[Figure record listings]
# # # #

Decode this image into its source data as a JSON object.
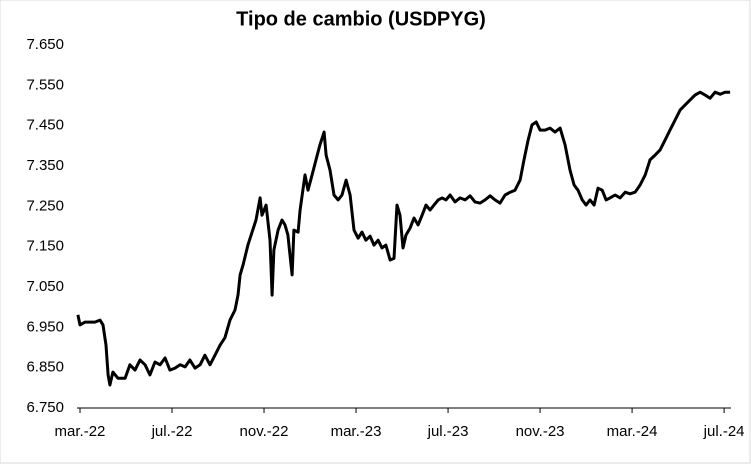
{
  "chart_data": {
    "type": "line",
    "title": "Tipo de cambio (USDPYG)",
    "series": [
      {
        "color": "#000000",
        "x": [
          -0.09,
          0,
          0.22,
          0.65,
          0.87,
          1.0,
          1.13,
          1.22,
          1.3,
          1.43,
          1.65,
          1.96,
          2.17,
          2.39,
          2.61,
          2.83,
          3.04,
          3.26,
          3.48,
          3.7,
          3.91,
          4.13,
          4.35,
          4.57,
          4.78,
          5.0,
          5.22,
          5.43,
          5.65,
          5.87,
          6.09,
          6.3,
          6.52,
          6.74,
          6.87,
          6.96,
          7.09,
          7.3,
          7.48,
          7.65,
          7.83,
          7.91,
          8.09,
          8.26,
          8.35,
          8.43,
          8.61,
          8.78,
          8.91,
          9.04,
          9.13,
          9.22,
          9.3,
          9.48,
          9.57,
          9.78,
          9.91,
          10.09,
          10.26,
          10.43,
          10.61,
          10.7,
          10.87,
          11.04,
          11.22,
          11.39,
          11.57,
          11.74,
          11.91,
          12.09,
          12.26,
          12.43,
          12.61,
          12.78,
          12.96,
          13.13,
          13.3,
          13.48,
          13.65,
          13.78,
          13.91,
          14.04,
          14.17,
          14.35,
          14.52,
          14.7,
          14.87,
          15.04,
          15.22,
          15.39,
          15.57,
          15.74,
          15.91,
          16.09,
          16.3,
          16.52,
          16.74,
          16.96,
          17.17,
          17.39,
          17.61,
          17.83,
          18.04,
          18.26,
          18.48,
          18.7,
          18.91,
          19.13,
          19.3,
          19.48,
          19.65,
          19.83,
          20.0,
          20.22,
          20.43,
          20.65,
          20.87,
          21.09,
          21.3,
          21.48,
          21.65,
          21.83,
          22.0,
          22.17,
          22.35,
          22.52,
          22.7,
          22.87,
          23.04,
          23.26,
          23.48,
          23.7,
          23.91,
          24.13,
          24.35,
          24.57,
          24.78,
          25.0,
          25.22,
          25.43,
          25.65,
          25.87,
          26.09,
          26.3,
          26.52,
          26.74,
          26.96,
          27.17,
          27.39,
          27.61,
          27.83,
          28.04,
          28.26
        ],
        "values": [
          6981,
          6956,
          6963,
          6963,
          6968,
          6956,
          6906,
          6832,
          6807,
          6839,
          6824,
          6824,
          6857,
          6844,
          6869,
          6857,
          6832,
          6864,
          6857,
          6874,
          6844,
          6849,
          6857,
          6852,
          6869,
          6849,
          6857,
          6881,
          6857,
          6881,
          6906,
          6924,
          6968,
          6993,
          7030,
          7080,
          7105,
          7154,
          7186,
          7216,
          7271,
          7228,
          7253,
          7166,
          7030,
          7142,
          7191,
          7216,
          7204,
          7179,
          7129,
          7080,
          7191,
          7186,
          7241,
          7328,
          7290,
          7328,
          7365,
          7402,
          7434,
          7377,
          7340,
          7278,
          7266,
          7278,
          7315,
          7278,
          7191,
          7171,
          7186,
          7166,
          7176,
          7154,
          7166,
          7147,
          7154,
          7117,
          7121,
          7253,
          7228,
          7147,
          7179,
          7196,
          7221,
          7204,
          7228,
          7253,
          7241,
          7253,
          7266,
          7271,
          7266,
          7278,
          7261,
          7271,
          7266,
          7276,
          7261,
          7258,
          7266,
          7276,
          7266,
          7258,
          7278,
          7285,
          7290,
          7315,
          7365,
          7414,
          7452,
          7459,
          7439,
          7439,
          7444,
          7434,
          7444,
          7402,
          7340,
          7303,
          7290,
          7266,
          7253,
          7266,
          7253,
          7295,
          7290,
          7266,
          7271,
          7278,
          7271,
          7285,
          7281,
          7285,
          7303,
          7328,
          7365,
          7377,
          7390,
          7414,
          7439,
          7464,
          7489,
          7501,
          7514,
          7526,
          7533,
          7526,
          7518,
          7533,
          7528,
          7533,
          7533
        ]
      }
    ],
    "xlim": [
      -0.13,
      28.3
    ],
    "xticks": [
      {
        "value": 0,
        "label": "mar.-22"
      },
      {
        "value": 4,
        "label": "jul.-22"
      },
      {
        "value": 8,
        "label": "nov.-22"
      },
      {
        "value": 12,
        "label": "mar.-23"
      },
      {
        "value": 16,
        "label": "jul.-23"
      },
      {
        "value": 20,
        "label": "nov.-23"
      },
      {
        "value": 24,
        "label": "mar.-24"
      },
      {
        "value": 28,
        "label": "jul.-24"
      }
    ],
    "ylim": [
      6750,
      7650
    ],
    "yticks": [
      {
        "value": 6750,
        "label": "6.750"
      },
      {
        "value": 6850,
        "label": "6.850"
      },
      {
        "value": 6950,
        "label": "6.950"
      },
      {
        "value": 7050,
        "label": "7.050"
      },
      {
        "value": 7150,
        "label": "7.150"
      },
      {
        "value": 7250,
        "label": "7.250"
      },
      {
        "value": 7350,
        "label": "7.350"
      },
      {
        "value": 7450,
        "label": "7.450"
      },
      {
        "value": 7550,
        "label": "7.550"
      },
      {
        "value": 7650,
        "label": "7.650"
      }
    ],
    "grid": false
  }
}
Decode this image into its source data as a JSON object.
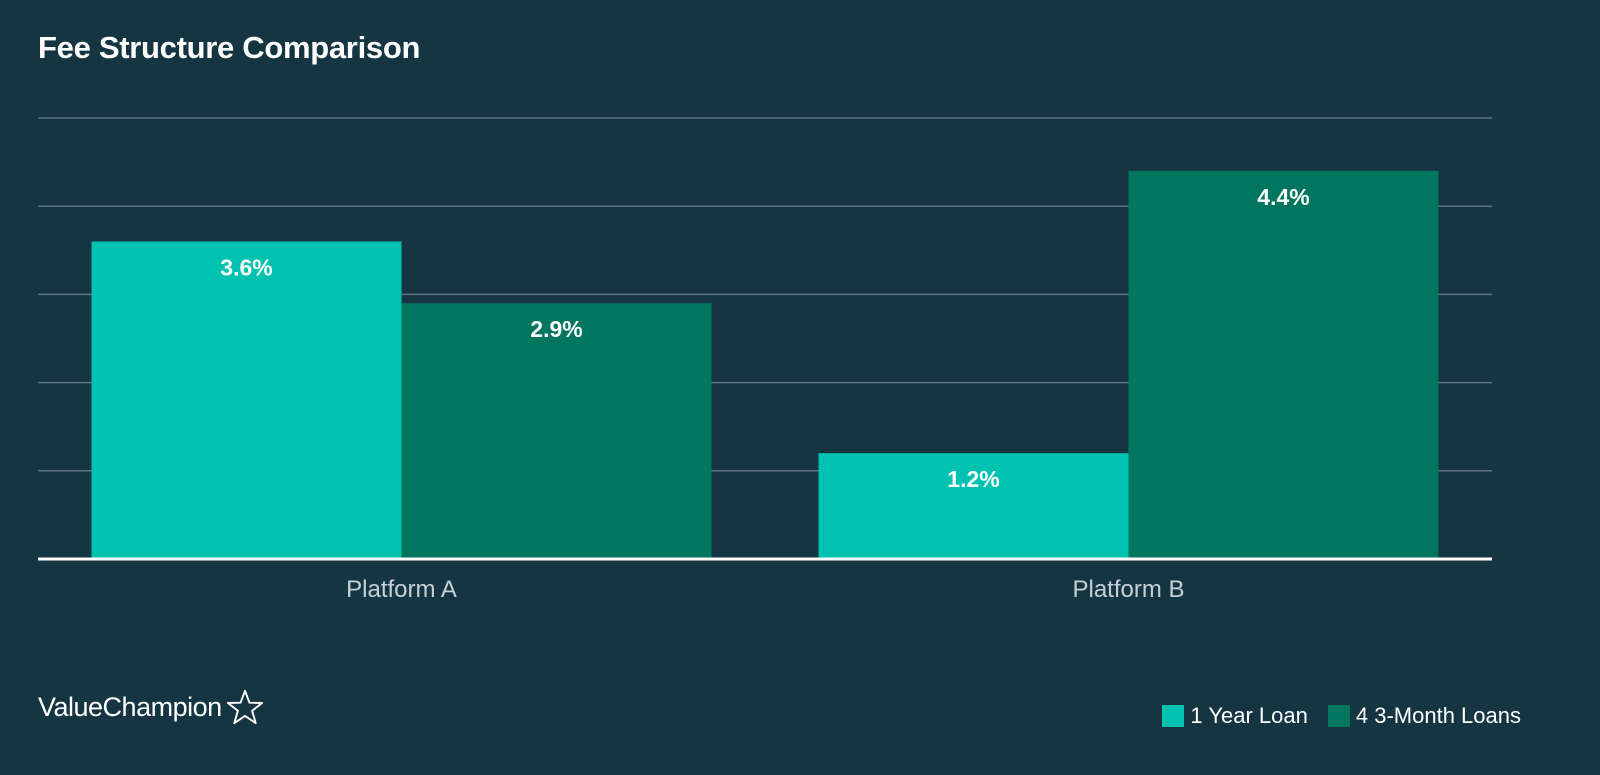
{
  "colors": {
    "background": "#153543",
    "gridline": "#5b7480",
    "baseline": "#ffffff",
    "series_1": "#00c2b0",
    "series_2": "#00765f",
    "category_label": "#c7d1d5",
    "text": "#ffffff"
  },
  "chart_data": {
    "type": "bar",
    "title": "Fee Structure Comparison",
    "xlabel": "",
    "ylabel": "",
    "categories": [
      "Platform A",
      "Platform B"
    ],
    "series": [
      {
        "name": "1 Year Loan",
        "values": [
          3.6,
          1.2
        ],
        "labels": [
          "3.6%",
          "1.2%"
        ]
      },
      {
        "name": "4 3-Month Loans",
        "values": [
          2.9,
          4.4
        ],
        "labels": [
          "2.9%",
          "4.4%"
        ]
      }
    ],
    "ylim": [
      0,
      5
    ],
    "gridlines": [
      1,
      2,
      3,
      4,
      5
    ],
    "grid": true,
    "legend_position": "bottom-right"
  },
  "brand": {
    "name": "ValueChampion",
    "icon": "star-outline-icon"
  }
}
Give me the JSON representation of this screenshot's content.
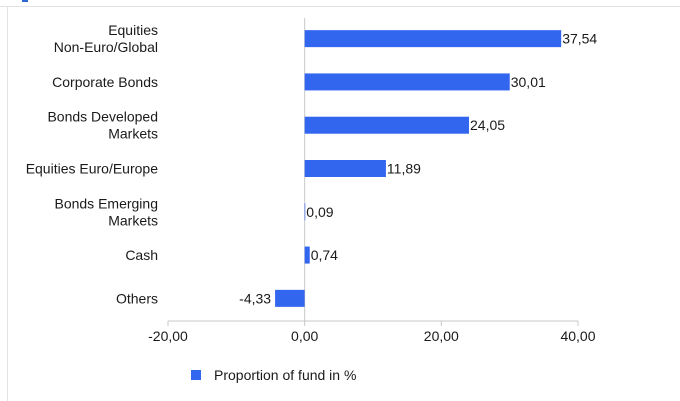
{
  "chart_data": {
    "type": "bar",
    "orientation": "horizontal",
    "categories": [
      [
        "Equities",
        "Non-Euro/Global"
      ],
      [
        "Corporate Bonds"
      ],
      [
        "Bonds Developed",
        "Markets"
      ],
      [
        "Equities Euro/Europe"
      ],
      [
        "Bonds Emerging",
        "Markets"
      ],
      [
        "Cash"
      ],
      [
        "Others"
      ]
    ],
    "series": [
      {
        "name": "Proportion of fund in %",
        "values": [
          37.54,
          30.01,
          24.05,
          11.89,
          0.09,
          0.74,
          -4.33
        ],
        "value_labels": [
          "37,54",
          "30,01",
          "24,05",
          "11,89",
          "0,09",
          "0,74",
          "-4,33"
        ],
        "color": "#3366ee"
      }
    ],
    "xlim": [
      -20,
      40
    ],
    "xticks": [
      -20,
      0,
      20,
      40
    ],
    "xtick_labels": [
      "-20,00",
      "0,00",
      "20,00",
      "40,00"
    ],
    "grid": false,
    "legend": {
      "position": "bottom",
      "label": "Proportion of fund in %"
    },
    "colors": {
      "bar": "#3366ee",
      "axis": "#c8c8c8",
      "frame": "#e3e3e3",
      "accent": "#2f66d6"
    }
  }
}
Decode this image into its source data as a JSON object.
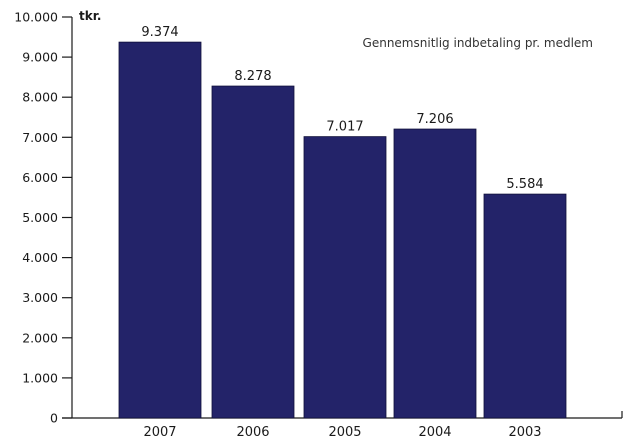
{
  "chart_data": {
    "type": "bar",
    "title": "Gennemsnitlig indbetaling pr. medlem",
    "ylabel": "tkr.",
    "xlabel": "",
    "categories": [
      "2007",
      "2006",
      "2005",
      "2004",
      "2003"
    ],
    "values": [
      9374,
      8278,
      7017,
      7206,
      5584
    ],
    "data_labels": [
      "9.374",
      "8.278",
      "7.017",
      "7.206",
      "5.584"
    ],
    "ylim": [
      0,
      10000
    ],
    "yticks": [
      0,
      1000,
      2000,
      3000,
      4000,
      5000,
      6000,
      7000,
      8000,
      9000,
      10000
    ],
    "ytick_labels": [
      "0",
      "1.000",
      "2.000",
      "3.000",
      "4.000",
      "5.000",
      "6.000",
      "7.000",
      "8.000",
      "9.000",
      "10.000"
    ],
    "bar_color": "#232369",
    "grid": false,
    "legend": "none"
  }
}
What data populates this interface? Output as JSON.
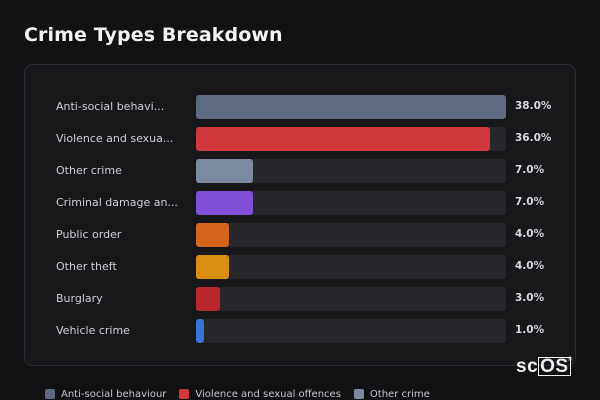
{
  "chart_data": {
    "type": "bar",
    "orientation": "horizontal",
    "title": "Crime Types Breakdown",
    "categories": [
      "Anti-social behavi...",
      "Violence and sexua...",
      "Other crime",
      "Criminal damage an...",
      "Public order",
      "Other theft",
      "Burglary",
      "Vehicle crime"
    ],
    "values": [
      38.0,
      36.0,
      7.0,
      7.0,
      4.0,
      4.0,
      3.0,
      1.0
    ],
    "value_labels": [
      "38.0%",
      "36.0%",
      "7.0%",
      "7.0%",
      "4.0%",
      "4.0%",
      "3.0%",
      "1.0%"
    ],
    "colors": [
      "#5e6a80",
      "#d0393c",
      "#7b8a9e",
      "#7f4fd6",
      "#d4651d",
      "#d98e14",
      "#b9262b",
      "#3a74d6"
    ],
    "max_value": 38.0,
    "legend": [
      {
        "label": "Anti-social behaviour",
        "color": "#5e6a80"
      },
      {
        "label": "Violence and sexual offences",
        "color": "#d0393c"
      },
      {
        "label": "Other crime",
        "color": "#7b8a9e"
      }
    ],
    "legend_position": "bottom",
    "grid": false
  },
  "branding": {
    "logo_prefix": "sc",
    "logo_boxed": "OS",
    "logo_mark": "®"
  }
}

# # # #

Exercise requirements
Leaving out every picture, copy exactly the lines from the one that contains "What data populates" through the end of the entries above.

Full response
What data populates this interface? Output as JSON.
{
  "chart_data": {
    "type": "bar",
    "orientation": "horizontal",
    "title": "Crime Types Breakdown",
    "categories": [
      "Anti-social behavi...",
      "Violence and sexua...",
      "Other crime",
      "Criminal damage an...",
      "Public order",
      "Other theft",
      "Burglary",
      "Vehicle crime"
    ],
    "values": [
      38.0,
      36.0,
      7.0,
      7.0,
      4.0,
      4.0,
      3.0,
      1.0
    ],
    "value_labels": [
      "38.0%",
      "36.0%",
      "7.0%",
      "7.0%",
      "4.0%",
      "4.0%",
      "3.0%",
      "1.0%"
    ],
    "colors": [
      "#5e6a80",
      "#d0393c",
      "#7b8a9e",
      "#7f4fd6",
      "#d4651d",
      "#d98e14",
      "#b9262b",
      "#3a74d6"
    ],
    "max_value": 38.0,
    "legend": [
      {
        "label": "Anti-social behaviour",
        "color": "#5e6a80"
      },
      {
        "label": "Violence and sexual offences",
        "color": "#d0393c"
      },
      {
        "label": "Other crime",
        "color": "#7b8a9e"
      }
    ],
    "legend_position": "bottom",
    "grid": false
  },
  "branding": {
    "logo_prefix": "sc",
    "logo_boxed": "OS",
    "logo_mark": "®"
  }
}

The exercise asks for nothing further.